··· EXTRACTED RECORDS
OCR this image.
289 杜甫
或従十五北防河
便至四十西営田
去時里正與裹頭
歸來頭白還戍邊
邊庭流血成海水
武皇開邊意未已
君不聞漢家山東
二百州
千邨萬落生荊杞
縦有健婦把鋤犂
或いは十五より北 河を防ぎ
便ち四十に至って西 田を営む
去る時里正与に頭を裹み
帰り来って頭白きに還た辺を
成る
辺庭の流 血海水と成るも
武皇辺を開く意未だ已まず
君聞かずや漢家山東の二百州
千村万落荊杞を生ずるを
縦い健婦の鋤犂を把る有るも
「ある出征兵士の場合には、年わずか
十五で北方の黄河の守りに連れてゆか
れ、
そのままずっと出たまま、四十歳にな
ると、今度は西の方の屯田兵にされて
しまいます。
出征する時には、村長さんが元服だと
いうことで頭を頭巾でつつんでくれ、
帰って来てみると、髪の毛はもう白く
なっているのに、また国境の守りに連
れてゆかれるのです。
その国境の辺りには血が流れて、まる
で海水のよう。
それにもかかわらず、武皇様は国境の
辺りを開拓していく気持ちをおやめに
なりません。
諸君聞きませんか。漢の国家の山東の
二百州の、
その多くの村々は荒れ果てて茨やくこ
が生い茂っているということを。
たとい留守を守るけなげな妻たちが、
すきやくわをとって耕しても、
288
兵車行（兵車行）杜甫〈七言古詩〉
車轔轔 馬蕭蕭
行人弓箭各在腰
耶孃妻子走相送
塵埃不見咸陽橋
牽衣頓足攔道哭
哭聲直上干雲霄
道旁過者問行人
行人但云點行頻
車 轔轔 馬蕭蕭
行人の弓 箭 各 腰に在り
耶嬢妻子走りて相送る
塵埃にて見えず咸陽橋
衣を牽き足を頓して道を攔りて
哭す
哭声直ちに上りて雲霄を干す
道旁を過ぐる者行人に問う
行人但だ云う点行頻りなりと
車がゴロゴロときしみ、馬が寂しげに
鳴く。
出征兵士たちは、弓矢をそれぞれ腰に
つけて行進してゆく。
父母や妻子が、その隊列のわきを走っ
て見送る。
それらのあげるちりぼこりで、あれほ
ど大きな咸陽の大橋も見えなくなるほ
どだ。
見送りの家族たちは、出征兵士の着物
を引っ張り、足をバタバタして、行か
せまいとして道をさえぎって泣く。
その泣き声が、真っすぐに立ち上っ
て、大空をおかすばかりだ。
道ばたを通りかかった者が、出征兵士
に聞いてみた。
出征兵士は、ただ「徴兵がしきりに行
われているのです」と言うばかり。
······
Give back the data above exactly as it appears.

> _ANSWER BELOW_
OCR this image.
289 杜甫
或従十五北防河
便至四十西営田
去時里正與裹頭
歸來頭白還戍邊
邊庭流血成海水
武皇開邊意未已
君不聞漢家山東
二百州
千邨萬落生荊杞
縦有健婦把鋤犂
或いは十五より北 河を防ぎ
便ち四十に至って西 田を営む
去る時里正与に頭を裹み
帰り来って頭白きに還た辺を
成る
辺庭の流 血海水と成るも
武皇辺を開く意未だ已まず
君聞かずや漢家山東の二百州
千村万落荊杞を生ずるを
縦い健婦の鋤犂を把る有るも
「ある出征兵士の場合には、年わずか
十五で北方の黄河の守りに連れてゆか
れ、
そのままずっと出たまま、四十歳にな
ると、今度は西の方の屯田兵にされて
しまいます。
出征する時には、村長さんが元服だと
いうことで頭を頭巾でつつんでくれ、
帰って来てみると、髪の毛はもう白く
なっているのに、また国境の守りに連
れてゆかれるのです。
その国境の辺りには血が流れて、まる
で海水のよう。
それにもかかわらず、武皇様は国境の
辺りを開拓していく気持ちをおやめに
なりません。
諸君聞きませんか。漢の国家の山東の
二百州の、
その多くの村々は荒れ果てて茨やくこ
が生い茂っているということを。
たとい留守を守るけなげな妻たちが、
すきやくわをとって耕しても、
288
兵車行（兵車行）杜甫〈七言古詩〉
車轔轔 馬蕭蕭
行人弓箭各在腰
耶孃妻子走相送
塵埃不見咸陽橋
牽衣頓足攔道哭
哭聲直上干雲霄
道旁過者問行人
行人但云點行頻
車 轔轔 馬蕭蕭
行人の弓 箭 各 腰に在り
耶嬢妻子走りて相送る
塵埃にて見えず咸陽橋
衣を牽き足を頓して道を攔りて
哭す
哭声直ちに上りて雲霄を干す
道旁を過ぐる者行人に問う
行人但だ云う点行頻りなりと
車がゴロゴロときしみ、馬が寂しげに
鳴く。
出征兵士たちは、弓矢をそれぞれ腰に
つけて行進してゆく。
父母や妻子が、その隊列のわきを走っ
て見送る。
それらのあげるちりぼこりで、あれほ
ど大きな咸陽の大橋も見えなくなるほ
どだ。
見送りの家族たちは、出征兵士の着物
を引っ張り、足をバタバタして、行か
せまいとして道をさえぎって泣く。
その泣き声が、真っすぐに立ち上っ
て、大空をおかすばかりだ。
道ばたを通りかかった者が、出征兵士
に聞いてみた。
出征兵士は、ただ「徴兵がしきりに行
われているのです」と言うばかり。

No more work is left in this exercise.